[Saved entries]
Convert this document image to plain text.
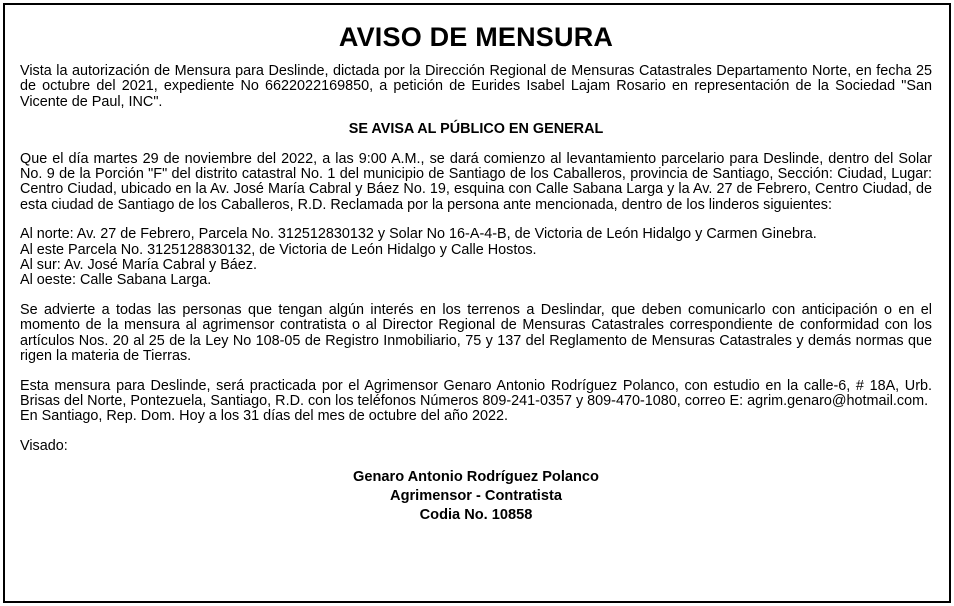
AVISO DE MENSURA

Vista la autorización de Mensura para Deslinde, dictada por la Dirección Regional de Mensuras Catastrales Departamento Norte, en fecha 25 de octubre del 2021, expediente No 6622022169850, a petición de Eurides Isabel Lajam Rosario en representación de la Sociedad "San Vicente de Paul, INC".

SE AVISA AL PÚBLICO EN GENERAL

Que el día martes 29 de noviembre del 2022, a las 9:00 A.M., se dará comienzo al levantamiento parcelario para Deslinde, dentro del Solar No. 9 de la Porción "F" del distrito catastral No. 1 del municipio de Santiago de los Caballeros, provincia de Santiago, Sección: Ciudad, Lugar: Centro Ciudad, ubicado en la Av. José María Cabral y Báez No. 19, esquina con Calle Sabana Larga y la Av. 27 de Febrero, Centro Ciudad, de esta ciudad de Santiago de los Caballeros, R.D. Reclamada por la persona ante mencionada, dentro de los linderos siguientes:

Al norte: Av. 27 de Febrero, Parcela No. 312512830132 y Solar No 16-A-4-B, de Victoria de León Hidalgo y Carmen Ginebra.
Al este Parcela No. 3125128830132, de Victoria de León Hidalgo y Calle Hostos.
Al sur: Av. José María Cabral y Báez.
Al oeste: Calle Sabana Larga.

Se advierte a todas las personas que tengan algún interés en los terrenos a Deslindar, que deben comunicarlo con anticipación o en el momento de la mensura al agrimensor contratista o al Director Regional de Mensuras Catastrales correspondiente de conformidad con los artículos Nos. 20 al 25 de la Ley No 108-05 de Registro Inmobiliario, 75 y 137 del Reglamento de Mensuras Catastrales y demás normas que rigen la materia de Tierras.

Esta mensura para Deslinde, será practicada por el Agrimensor Genaro Antonio Rodríguez Polanco, con estudio en la calle-6, # 18A, Urb. Brisas del Norte, Pontezuela, Santiago, R.D. con los teléfonos Números 809-241-0357 y 809-470-1080, correo E: agrim.genaro@hotmail.com.

En Santiago, Rep. Dom. Hoy a los 31 días del mes de octubre del año 2022.

Visado:

Genaro Antonio Rodríguez Polanco
Agrimensor - Contratista
Codia No. 10858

§ **GOAL**: Lines holding the word "Genaro" in the entries above are the ones to pull out. Copy them all.

§ **SOLUTION TO THE PROBLEM**:
Esta mensura para Deslinde, será practicada por el Agrimensor Genaro Antonio Rodríguez Polanco, con estudio en la calle-6, # 18A, Urb. Brisas del Norte, Pontezuela, Santiago, R.D. con los teléfonos Números 809-241-0357 y 809-470-1080, correo E: agrim.genaro@hotmail.com.
Genaro Antonio Rodríguez Polanco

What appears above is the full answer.